* OBJECTIVE
Output the full listing below exactly, without the pictures.
··· ITEMS ···
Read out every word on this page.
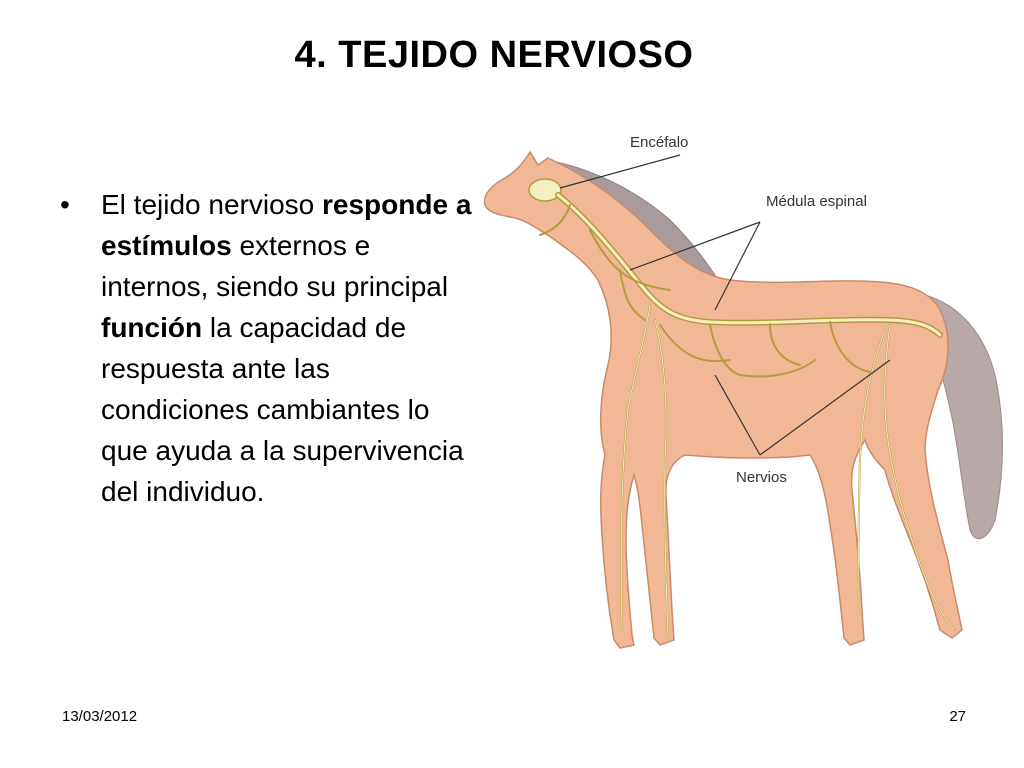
4. TEJIDO NERVIOSO
• El tejido nervioso responde a estímulos externos e internos, siendo su principal función la capacidad de respuesta ante las condiciones cambiantes lo que ayuda a la supervivencia del individuo.
Encéfalo
Médula espinal
Nervios
13/03/2012	27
···
* OUTPUT
Read out every word on this page.
4. TEJIDO NERVIOSO
• El tejido nervioso responde a estímulos externos e internos, siendo su principal función la capacidad de respuesta ante las condiciones cambiantes lo que ayuda a la supervivencia del individuo.
Encéfalo
Médula espinal
Nervios
13/03/2012	27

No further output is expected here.